SUPPLIED DATA:
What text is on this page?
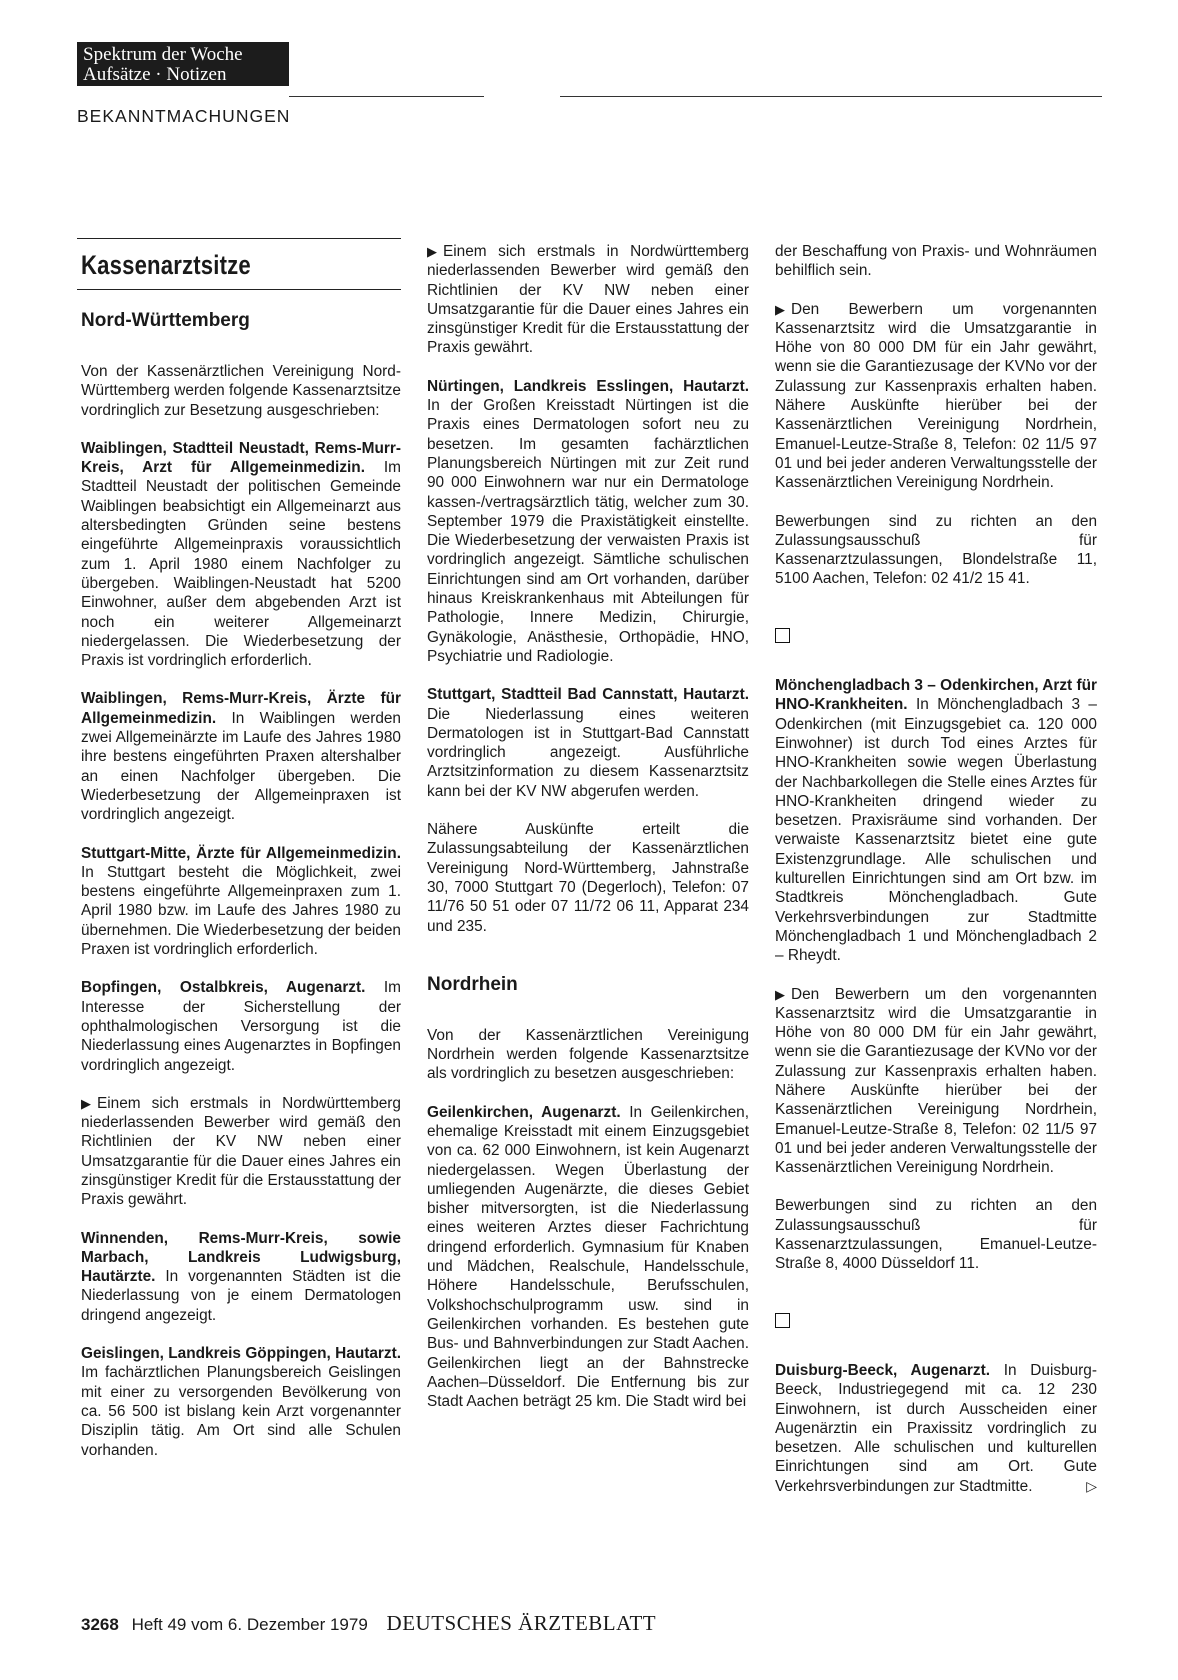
Spektrum der Woche
Aufsätze · Notizen
BEKANNTMACHUNGEN
Kassenarztsitze
Nord-Württemberg

Von der Kassenärztlichen Vereinigung Nord-Württemberg werden folgende Kassenarztsitze vordringlich zur Besetzung ausgeschrieben:

Waiblingen, Stadtteil Neustadt, Rems-Murr-Kreis, Arzt für Allgemeinmedizin. Im Stadtteil Neustadt der politischen Gemeinde Waiblingen beabsichtigt ein Allgemeinarzt aus altersbedingten Gründen seine bestens eingeführte Allgemeinpraxis voraussichtlich zum 1. April 1980 einem Nachfolger zu übergeben. Waiblingen-Neustadt hat 5200 Einwohner, außer dem abgebenden Arzt ist noch ein weiterer Allgemeinarzt niedergelassen. Die Wiederbesetzung der Praxis ist vordringlich erforderlich.

Waiblingen, Rems-Murr-Kreis, Ärzte für Allgemeinmedizin. In Waiblingen werden zwei Allgemeinärzte im Laufe des Jahres 1980 ihre bestens eingeführten Praxen altershalber an einen Nachfolger übergeben. Die Wiederbesetzung der Allgemeinpraxen ist vordringlich angezeigt.

Stuttgart-Mitte, Ärzte für Allgemeinmedizin. In Stuttgart besteht die Möglichkeit, zwei bestens eingeführte Allgemeinpraxen zum 1. April 1980 bzw. im Laufe des Jahres 1980 zu übernehmen. Die Wiederbesetzung der beiden Praxen ist vordringlich erforderlich.

Bopfingen, Ostalbkreis, Augenarzt. Im Interesse der Sicherstellung der ophthalmologischen Versorgung ist die Niederlassung eines Augenarztes in Bopfingen vordringlich angezeigt.

▶ Einem sich erstmals in Nordwürttemberg niederlassenden Bewerber wird gemäß den Richtlinien der KV NW neben einer Umsatzgarantie für die Dauer eines Jahres ein zinsgünstiger Kredit für die Erstausstattung der Praxis gewährt.

Winnenden, Rems-Murr-Kreis, sowie Marbach, Landkreis Ludwigsburg, Hautärzte. In vorgenannten Städten ist die Niederlassung von je einem Dermatologen dringend angezeigt.

Geislingen, Landkreis Göppingen, Hautarzt. Im fachärztlichen Planungsbereich Geislingen mit einer zu versorgenden Bevölkerung von ca. 56 500 ist bislang kein Arzt vorgenannter Disziplin tätig. Am Ort sind alle Schulen vorhanden.

▶ Einem sich erstmals in Nordwürttemberg niederlassenden Bewerber wird gemäß den Richtlinien der KV NW neben einer Umsatzgarantie für die Dauer eines Jahres ein zinsgünstiger Kredit für die Erstausstattung der Praxis gewährt.

Nürtingen, Landkreis Esslingen, Hautarzt. In der Großen Kreisstadt Nürtingen ist die Praxis eines Dermatologen sofort neu zu besetzen. Im gesamten fachärztlichen Planungsbereich Nürtingen mit zur Zeit rund 90 000 Einwohnern war nur ein Dermatologe kassen-/vertragsärztlich tätig, welcher zum 30. September 1979 die Praxistätigkeit einstellte. Die Wiederbesetzung der verwaisten Praxis ist vordringlich angezeigt. Sämtliche schulischen Einrichtungen sind am Ort vorhanden, darüber hinaus Kreiskrankenhaus mit Abteilungen für Pathologie, Innere Medizin, Chirurgie, Gynäkologie, Anästhesie, Orthopädie, HNO, Psychiatrie und Radiologie.

Stuttgart, Stadtteil Bad Cannstatt, Hautarzt. Die Niederlassung eines weiteren Dermatologen ist in Stuttgart-Bad Cannstatt vordringlich angezeigt. Ausführliche Arztsitzinformation zu diesem Kassenarztsitz kann bei der KV NW abgerufen werden.

Nähere Auskünfte erteilt die Zulassungsabteilung der Kassenärztlichen Vereinigung Nord-Württemberg, Jahnstraße 30, 7000 Stuttgart 70 (Degerloch), Telefon: 07 11/76 50 51 oder 07 11/72 06 11, Apparat 234 und 235.

Nordrhein

Von der Kassenärztlichen Vereinigung Nordrhein werden folgende Kassenarztsitze als vordringlich zu besetzen ausgeschrieben:

Geilenkirchen, Augenarzt. In Geilenkirchen, ehemalige Kreisstadt mit einem Einzugsgebiet von ca. 62 000 Einwohnern, ist kein Augenarzt niedergelassen. Wegen Überlastung der umliegenden Augenärzte, die dieses Gebiet bisher mitversorgten, ist die Niederlassung eines weiteren Arztes dieser Fachrichtung dringend erforderlich. Gymnasium für Knaben und Mädchen, Realschule, Handelsschule, Höhere Handelsschule, Berufsschulen, Volkshochschulprogramm usw. sind in Geilenkirchen vorhanden. Es bestehen gute Bus- und Bahnverbindungen zur Stadt Aachen. Geilenkirchen liegt an der Bahnstrecke Aachen–Düsseldorf. Die Entfernung bis zur Stadt Aachen beträgt 25 km. Die Stadt wird bei

der Beschaffung von Praxis- und Wohnräumen behilflich sein.

▶ Den Bewerbern um vorgenannten Kassenarztsitz wird die Umsatzgarantie in Höhe von 80 000 DM für ein Jahr gewährt, wenn sie die Garantiezusage der KVNo vor der Zulassung zur Kassenpraxis erhalten haben. Nähere Auskünfte hierüber bei der Kassenärztlichen Vereinigung Nordrhein, Emanuel-Leutze-Straße 8, Telefon: 02 11/5 97 01 und bei jeder anderen Verwaltungsstelle der Kassenärztlichen Vereinigung Nordrhein.

Bewerbungen sind zu richten an den Zulassungsausschuß für Kassenarztzulassungen, Blondelstraße 11, 5100 Aachen, Telefon: 02 41/2 15 41.

Mönchengladbach 3 – Odenkirchen, Arzt für HNO-Krankheiten. In Mönchengladbach 3 – Odenkirchen (mit Einzugsgebiet ca. 120 000 Einwohner) ist durch Tod eines Arztes für HNO-Krankheiten sowie wegen Überlastung der Nachbarkollegen die Stelle eines Arztes für HNO-Krankheiten dringend wieder zu besetzen. Praxisräume sind vorhanden. Der verwaiste Kassenarztsitz bietet eine gute Existenzgrundlage. Alle schulischen und kulturellen Einrichtungen sind am Ort bzw. im Stadtkreis Mönchengladbach. Gute Verkehrsverbindungen zur Stadtmitte Mönchengladbach 1 und Mönchengladbach 2 – Rheydt.

▶ Den Bewerbern um den vorgenannten Kassenarztsitz wird die Umsatzgarantie in Höhe von 80 000 DM für ein Jahr gewährt, wenn sie die Garantiezusage der KVNo vor der Zulassung zur Kassenpraxis erhalten haben. Nähere Auskünfte hierüber bei der Kassenärztlichen Vereinigung Nordrhein, Emanuel-Leutze-Straße 8, Telefon: 02 11/5 97 01 und bei jeder anderen Verwaltungsstelle der Kassenärztlichen Vereinigung Nordrhein.

Bewerbungen sind zu richten an den Zulassungsausschuß für Kassenarztzulassungen, Emanuel-Leutze-Straße 8, 4000 Düsseldorf 11.

Duisburg-Beeck, Augenarzt. In Duisburg-Beeck, Industriegegend mit ca. 12 230 Einwohnern, ist durch Ausscheiden einer Augenärztin ein Praxissitz vordringlich zu besetzen. Alle schulischen und kulturellen Einrichtungen sind am Ort. Gute Verkehrsverbindungen zur Stadtmitte.	▷

3268 Heft 49 vom 6. Dezember 1979 DEUTSCHES ÄRZTEBLATT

PROBLEM REQUIREMENTS: Transcribe the material exactly, and leave out whatever pictures it holds.

RESPONSE TO THE TASK:
What text is on this page?
Spektrum der Woche
Aufsätze · Notizen
BEKANNTMACHUNGEN
Kassenarztsitze
Nord-Württemberg

Von der Kassenärztlichen Vereinigung Nord-Württemberg werden folgende Kassenarztsitze vordringlich zur Besetzung ausgeschrieben:

Waiblingen, Stadtteil Neustadt, Rems-Murr-Kreis, Arzt für Allgemeinmedizin. Im Stadtteil Neustadt der politischen Gemeinde Waiblingen beabsichtigt ein Allgemeinarzt aus altersbedingten Gründen seine bestens eingeführte Allgemeinpraxis voraussichtlich zum 1. April 1980 einem Nachfolger zu übergeben. Waiblingen-Neustadt hat 5200 Einwohner, außer dem abgebenden Arzt ist noch ein weiterer Allgemeinarzt niedergelassen. Die Wiederbesetzung der Praxis ist vordringlich erforderlich.

Waiblingen, Rems-Murr-Kreis, Ärzte für Allgemeinmedizin. In Waiblingen werden zwei Allgemeinärzte im Laufe des Jahres 1980 ihre bestens eingeführten Praxen altershalber an einen Nachfolger übergeben. Die Wiederbesetzung der Allgemeinpraxen ist vordringlich angezeigt.

Stuttgart-Mitte, Ärzte für Allgemeinmedizin. In Stuttgart besteht die Möglichkeit, zwei bestens eingeführte Allgemeinpraxen zum 1. April 1980 bzw. im Laufe des Jahres 1980 zu übernehmen. Die Wiederbesetzung der beiden Praxen ist vordringlich erforderlich.

Bopfingen, Ostalbkreis, Augenarzt. Im Interesse der Sicherstellung der ophthalmologischen Versorgung ist die Niederlassung eines Augenarztes in Bopfingen vordringlich angezeigt.

▶ Einem sich erstmals in Nordwürttemberg niederlassenden Bewerber wird gemäß den Richtlinien der KV NW neben einer Umsatzgarantie für die Dauer eines Jahres ein zinsgünstiger Kredit für die Erstausstattung der Praxis gewährt.

Winnenden, Rems-Murr-Kreis, sowie Marbach, Landkreis Ludwigsburg, Hautärzte. In vorgenannten Städten ist die Niederlassung von je einem Dermatologen dringend angezeigt.

Geislingen, Landkreis Göppingen, Hautarzt. Im fachärztlichen Planungsbereich Geislingen mit einer zu versorgenden Bevölkerung von ca. 56 500 ist bislang kein Arzt vorgenannter Disziplin tätig. Am Ort sind alle Schulen vorhanden.

▶ Einem sich erstmals in Nordwürttemberg niederlassenden Bewerber wird gemäß den Richtlinien der KV NW neben einer Umsatzgarantie für die Dauer eines Jahres ein zinsgünstiger Kredit für die Erstausstattung der Praxis gewährt.

Nürtingen, Landkreis Esslingen, Hautarzt. In der Großen Kreisstadt Nürtingen ist die Praxis eines Dermatologen sofort neu zu besetzen. Im gesamten fachärztlichen Planungsbereich Nürtingen mit zur Zeit rund 90 000 Einwohnern war nur ein Dermatologe kassen-/vertragsärztlich tätig, welcher zum 30. September 1979 die Praxistätigkeit einstellte. Die Wiederbesetzung der verwaisten Praxis ist vordringlich angezeigt. Sämtliche schulischen Einrichtungen sind am Ort vorhanden, darüber hinaus Kreiskrankenhaus mit Abteilungen für Pathologie, Innere Medizin, Chirurgie, Gynäkologie, Anästhesie, Orthopädie, HNO, Psychiatrie und Radiologie.

Stuttgart, Stadtteil Bad Cannstatt, Hautarzt. Die Niederlassung eines weiteren Dermatologen ist in Stuttgart-Bad Cannstatt vordringlich angezeigt. Ausführliche Arztsitzinformation zu diesem Kassenarztsitz kann bei der KV NW abgerufen werden.

Nähere Auskünfte erteilt die Zulassungsabteilung der Kassenärztlichen Vereinigung Nord-Württemberg, Jahnstraße 30, 7000 Stuttgart 70 (Degerloch), Telefon: 07 11/76 50 51 oder 07 11/72 06 11, Apparat 234 und 235.

Nordrhein

Von der Kassenärztlichen Vereinigung Nordrhein werden folgende Kassenarztsitze als vordringlich zu besetzen ausgeschrieben:

Geilenkirchen, Augenarzt. In Geilenkirchen, ehemalige Kreisstadt mit einem Einzugsgebiet von ca. 62 000 Einwohnern, ist kein Augenarzt niedergelassen. Wegen Überlastung der umliegenden Augenärzte, die dieses Gebiet bisher mitversorgten, ist die Niederlassung eines weiteren Arztes dieser Fachrichtung dringend erforderlich. Gymnasium für Knaben und Mädchen, Realschule, Handelsschule, Höhere Handelsschule, Berufsschulen, Volkshochschulprogramm usw. sind in Geilenkirchen vorhanden. Es bestehen gute Bus- und Bahnverbindungen zur Stadt Aachen. Geilenkirchen liegt an der Bahnstrecke Aachen–Düsseldorf. Die Entfernung bis zur Stadt Aachen beträgt 25 km. Die Stadt wird bei

der Beschaffung von Praxis- und Wohnräumen behilflich sein.

▶ Den Bewerbern um vorgenannten Kassenarztsitz wird die Umsatzgarantie in Höhe von 80 000 DM für ein Jahr gewährt, wenn sie die Garantiezusage der KVNo vor der Zulassung zur Kassenpraxis erhalten haben. Nähere Auskünfte hierüber bei der Kassenärztlichen Vereinigung Nordrhein, Emanuel-Leutze-Straße 8, Telefon: 02 11/5 97 01 und bei jeder anderen Verwaltungsstelle der Kassenärztlichen Vereinigung Nordrhein.

Bewerbungen sind zu richten an den Zulassungsausschuß für Kassenarztzulassungen, Blondelstraße 11, 5100 Aachen, Telefon: 02 41/2 15 41.

Mönchengladbach 3 – Odenkirchen, Arzt für HNO-Krankheiten. In Mönchengladbach 3 – Odenkirchen (mit Einzugsgebiet ca. 120 000 Einwohner) ist durch Tod eines Arztes für HNO-Krankheiten sowie wegen Überlastung der Nachbarkollegen die Stelle eines Arztes für HNO-Krankheiten dringend wieder zu besetzen. Praxisräume sind vorhanden. Der verwaiste Kassenarztsitz bietet eine gute Existenzgrundlage. Alle schulischen und kulturellen Einrichtungen sind am Ort bzw. im Stadtkreis Mönchengladbach. Gute Verkehrsverbindungen zur Stadtmitte Mönchengladbach 1 und Mönchengladbach 2 – Rheydt.

▶ Den Bewerbern um den vorgenannten Kassenarztsitz wird die Umsatzgarantie in Höhe von 80 000 DM für ein Jahr gewährt, wenn sie die Garantiezusage der KVNo vor der Zulassung zur Kassenpraxis erhalten haben. Nähere Auskünfte hierüber bei der Kassenärztlichen Vereinigung Nordrhein, Emanuel-Leutze-Straße 8, Telefon: 02 11/5 97 01 und bei jeder anderen Verwaltungsstelle der Kassenärztlichen Vereinigung Nordrhein.

Bewerbungen sind zu richten an den Zulassungsausschuß für Kassenarztzulassungen, Emanuel-Leutze-Straße 8, 4000 Düsseldorf 11.

Duisburg-Beeck, Augenarzt. In Duisburg-Beeck, Industriegegend mit ca. 12 230 Einwohnern, ist durch Ausscheiden einer Augenärztin ein Praxissitz vordringlich zu besetzen. Alle schulischen und kulturellen Einrichtungen sind am Ort. Gute Verkehrsverbindungen zur Stadtmitte.	▷

3268 Heft 49 vom 6. Dezember 1979 DEUTSCHES ÄRZTEBLATT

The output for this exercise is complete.